[Stored entries]

## Begin

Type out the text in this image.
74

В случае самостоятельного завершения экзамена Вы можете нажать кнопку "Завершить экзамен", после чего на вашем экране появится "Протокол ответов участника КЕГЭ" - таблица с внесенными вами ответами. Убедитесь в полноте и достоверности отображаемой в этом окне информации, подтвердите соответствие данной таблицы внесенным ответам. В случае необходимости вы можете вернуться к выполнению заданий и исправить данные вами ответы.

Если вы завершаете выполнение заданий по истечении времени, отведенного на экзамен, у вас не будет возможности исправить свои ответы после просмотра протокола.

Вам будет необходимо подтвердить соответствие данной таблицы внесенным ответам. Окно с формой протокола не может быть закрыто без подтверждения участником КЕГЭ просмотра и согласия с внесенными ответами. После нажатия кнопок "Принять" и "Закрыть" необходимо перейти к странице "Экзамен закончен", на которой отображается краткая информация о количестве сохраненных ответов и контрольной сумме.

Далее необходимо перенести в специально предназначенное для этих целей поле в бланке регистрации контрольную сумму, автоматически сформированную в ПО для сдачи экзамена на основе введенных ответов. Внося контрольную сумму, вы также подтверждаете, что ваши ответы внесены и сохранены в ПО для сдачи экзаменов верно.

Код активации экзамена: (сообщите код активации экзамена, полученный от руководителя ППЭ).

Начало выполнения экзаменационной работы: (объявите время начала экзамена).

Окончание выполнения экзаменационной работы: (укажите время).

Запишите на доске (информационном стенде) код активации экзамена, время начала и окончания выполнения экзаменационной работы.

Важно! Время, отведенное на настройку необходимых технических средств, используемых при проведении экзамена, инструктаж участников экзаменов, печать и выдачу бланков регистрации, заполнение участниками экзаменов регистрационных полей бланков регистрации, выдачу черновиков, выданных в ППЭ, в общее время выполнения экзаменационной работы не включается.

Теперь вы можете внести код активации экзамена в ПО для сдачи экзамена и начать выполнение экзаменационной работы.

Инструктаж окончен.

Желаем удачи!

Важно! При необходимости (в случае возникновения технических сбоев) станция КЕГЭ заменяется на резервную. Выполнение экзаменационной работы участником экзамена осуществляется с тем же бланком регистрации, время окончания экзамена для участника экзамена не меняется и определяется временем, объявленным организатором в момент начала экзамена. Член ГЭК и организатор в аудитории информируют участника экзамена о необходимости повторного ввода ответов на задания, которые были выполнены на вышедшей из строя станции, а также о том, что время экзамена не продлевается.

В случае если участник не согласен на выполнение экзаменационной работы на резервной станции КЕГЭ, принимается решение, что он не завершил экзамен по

## End

§ Your objective: Output the complete data exactly as written.

§ Exercise response:
Type out the text in this image.
74

В случае самостоятельного завершения экзамена Вы можете нажать кнопку "Завершить экзамен", после чего на вашем экране появится "Протокол ответов участника КЕГЭ" - таблица с внесенными вами ответами. Убедитесь в полноте и достоверности отображаемой в этом окне информации, подтвердите соответствие данной таблицы внесенным ответам. В случае необходимости вы можете вернуться к выполнению заданий и исправить данные вами ответы.

Если вы завершаете выполнение заданий по истечении времени, отведенного на экзамен, у вас не будет возможности исправить свои ответы после просмотра протокола.

Вам будет необходимо подтвердить соответствие данной таблицы внесенным ответам. Окно с формой протокола не может быть закрыто без подтверждения участником КЕГЭ просмотра и согласия с внесенными ответами. После нажатия кнопок "Принять" и "Закрыть" необходимо перейти к странице "Экзамен закончен", на которой отображается краткая информация о количестве сохраненных ответов и контрольной сумме.

Далее необходимо перенести в специально предназначенное для этих целей поле в бланке регистрации контрольную сумму, автоматически сформированную в ПО для сдачи экзамена на основе введенных ответов. Внося контрольную сумму, вы также подтверждаете, что ваши ответы внесены и сохранены в ПО для сдачи экзаменов верно.

Код активации экзамена: (сообщите код активации экзамена, полученный от руководителя ППЭ).

Начало выполнения экзаменационной работы: (объявите время начала экзамена).

Окончание выполнения экзаменационной работы: (укажите время).

Запишите на доске (информационном стенде) код активации экзамена, время начала и окончания выполнения экзаменационной работы.

Важно! Время, отведенное на настройку необходимых технических средств, используемых при проведении экзамена, инструктаж участников экзаменов, печать и выдачу бланков регистрации, заполнение участниками экзаменов регистрационных полей бланков регистрации, выдачу черновиков, выданных в ППЭ, в общее время выполнения экзаменационной работы не включается.

Теперь вы можете внести код активации экзамена в ПО для сдачи экзамена и начать выполнение экзаменационной работы.

Инструктаж окончен.

Желаем удачи!

Важно! При необходимости (в случае возникновения технических сбоев) станция КЕГЭ заменяется на резервную. Выполнение экзаменационной работы участником экзамена осуществляется с тем же бланком регистрации, время окончания экзамена для участника экзамена не меняется и определяется временем, объявленным организатором в момент начала экзамена. Член ГЭК и организатор в аудитории информируют участника экзамена о необходимости повторного ввода ответов на задания, которые были выполнены на вышедшей из строя станции, а также о том, что время экзамена не продлевается.

В случае если участник не согласен на выполнение экзаменационной работы на резервной станции КЕГЭ, принимается решение, что он не завершил экзамен по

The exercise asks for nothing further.